#### [Source document]
CARBON Newsletter (29 April 2025) - Your Latest News About CRISPR in AgroBio

Top picks

• Danish researchers have used CRISPR-Cas9 to knock out key protease inhibitor genes in barley and soybean, enhancing the degradation of storage proteins by reducing the inhibition of digestive enzymes. In both simplex and multiplex edits, CI-1A emerged as the dominant inhibitor in high-inhibition barley. Edited lines showed markedly improved protein digestibility, identifying plant protease inhibitors as strategic targets for boosting nutritional quality in feed and food crops.
• An in planta genome editing system (IPGEC) was developed for citrus, enabling transgene-free, biallelic editing without tissue culture. The system co-delivers Cas9, multiple sgRNAs, regeneration-promoting transcription factors (e.g. WUS, STM, IPT), and T-DNA delivery enhancers via Agrobacterium to soil-grown seedlings. Targeting CsPDS confirmed high-efficiency editing, including in commercial cultivars. This approach accelerates citrus trait improvement while avoiding somaclonal variation.

#### [Your assignment]
According to the newsletter, which inhibitor emerged as dominant in high-inhibition barley? You do not need the material that comes next.

(Saved data entries)
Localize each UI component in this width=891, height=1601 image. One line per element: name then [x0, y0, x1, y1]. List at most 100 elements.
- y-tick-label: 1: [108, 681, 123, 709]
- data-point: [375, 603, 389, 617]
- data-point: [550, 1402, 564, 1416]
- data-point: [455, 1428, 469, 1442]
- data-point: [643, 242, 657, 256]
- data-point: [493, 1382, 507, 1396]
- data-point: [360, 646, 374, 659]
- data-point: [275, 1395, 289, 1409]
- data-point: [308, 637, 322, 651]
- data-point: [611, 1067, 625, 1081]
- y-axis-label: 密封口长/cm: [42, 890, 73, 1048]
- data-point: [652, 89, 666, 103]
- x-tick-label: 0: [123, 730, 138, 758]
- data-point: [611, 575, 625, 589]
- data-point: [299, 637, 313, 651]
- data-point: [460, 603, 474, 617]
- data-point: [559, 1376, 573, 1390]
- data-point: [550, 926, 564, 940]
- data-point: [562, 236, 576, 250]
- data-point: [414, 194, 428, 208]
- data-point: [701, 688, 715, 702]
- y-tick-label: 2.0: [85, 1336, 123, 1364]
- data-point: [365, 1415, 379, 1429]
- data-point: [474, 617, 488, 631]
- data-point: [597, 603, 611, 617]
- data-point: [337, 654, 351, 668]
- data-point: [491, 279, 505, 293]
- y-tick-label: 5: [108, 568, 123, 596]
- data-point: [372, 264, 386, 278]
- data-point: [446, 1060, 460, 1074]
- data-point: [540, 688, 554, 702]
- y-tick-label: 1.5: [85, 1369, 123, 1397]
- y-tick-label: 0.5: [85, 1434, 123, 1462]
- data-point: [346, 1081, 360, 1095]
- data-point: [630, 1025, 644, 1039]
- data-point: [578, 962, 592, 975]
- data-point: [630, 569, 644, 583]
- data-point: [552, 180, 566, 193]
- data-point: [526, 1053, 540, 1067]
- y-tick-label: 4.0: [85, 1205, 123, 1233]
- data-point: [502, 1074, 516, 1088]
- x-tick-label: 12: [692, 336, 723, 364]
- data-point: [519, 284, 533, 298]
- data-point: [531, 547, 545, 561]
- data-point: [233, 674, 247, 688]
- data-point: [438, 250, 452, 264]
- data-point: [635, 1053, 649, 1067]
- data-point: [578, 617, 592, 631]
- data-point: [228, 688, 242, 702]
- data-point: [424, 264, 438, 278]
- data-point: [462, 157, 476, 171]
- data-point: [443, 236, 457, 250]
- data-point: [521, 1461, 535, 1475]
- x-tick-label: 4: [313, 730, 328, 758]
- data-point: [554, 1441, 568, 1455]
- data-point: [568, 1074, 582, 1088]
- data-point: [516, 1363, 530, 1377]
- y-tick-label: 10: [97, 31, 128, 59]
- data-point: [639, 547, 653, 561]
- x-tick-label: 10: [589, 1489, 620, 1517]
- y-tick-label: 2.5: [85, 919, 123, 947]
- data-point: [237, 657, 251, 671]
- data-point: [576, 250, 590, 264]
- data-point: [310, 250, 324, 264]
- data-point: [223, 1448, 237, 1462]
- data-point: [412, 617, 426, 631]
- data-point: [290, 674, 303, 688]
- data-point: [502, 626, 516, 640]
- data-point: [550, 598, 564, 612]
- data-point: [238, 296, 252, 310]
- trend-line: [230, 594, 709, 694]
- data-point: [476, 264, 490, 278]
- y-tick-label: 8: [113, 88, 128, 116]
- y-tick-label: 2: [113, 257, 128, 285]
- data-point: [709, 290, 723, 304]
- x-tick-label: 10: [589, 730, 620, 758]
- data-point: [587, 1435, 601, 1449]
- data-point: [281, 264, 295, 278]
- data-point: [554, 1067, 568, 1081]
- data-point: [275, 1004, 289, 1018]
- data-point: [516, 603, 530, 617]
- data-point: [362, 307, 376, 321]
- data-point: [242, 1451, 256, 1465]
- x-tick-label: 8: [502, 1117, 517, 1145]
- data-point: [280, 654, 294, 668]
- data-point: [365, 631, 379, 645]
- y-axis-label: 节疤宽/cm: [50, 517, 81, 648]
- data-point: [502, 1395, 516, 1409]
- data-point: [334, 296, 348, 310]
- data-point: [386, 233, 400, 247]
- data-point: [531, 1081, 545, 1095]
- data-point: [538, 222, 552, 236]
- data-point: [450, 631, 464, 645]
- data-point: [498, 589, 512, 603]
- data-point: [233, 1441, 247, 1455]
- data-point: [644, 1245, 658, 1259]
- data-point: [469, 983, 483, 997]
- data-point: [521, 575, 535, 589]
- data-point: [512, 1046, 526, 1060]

#### [Result]
CI-1A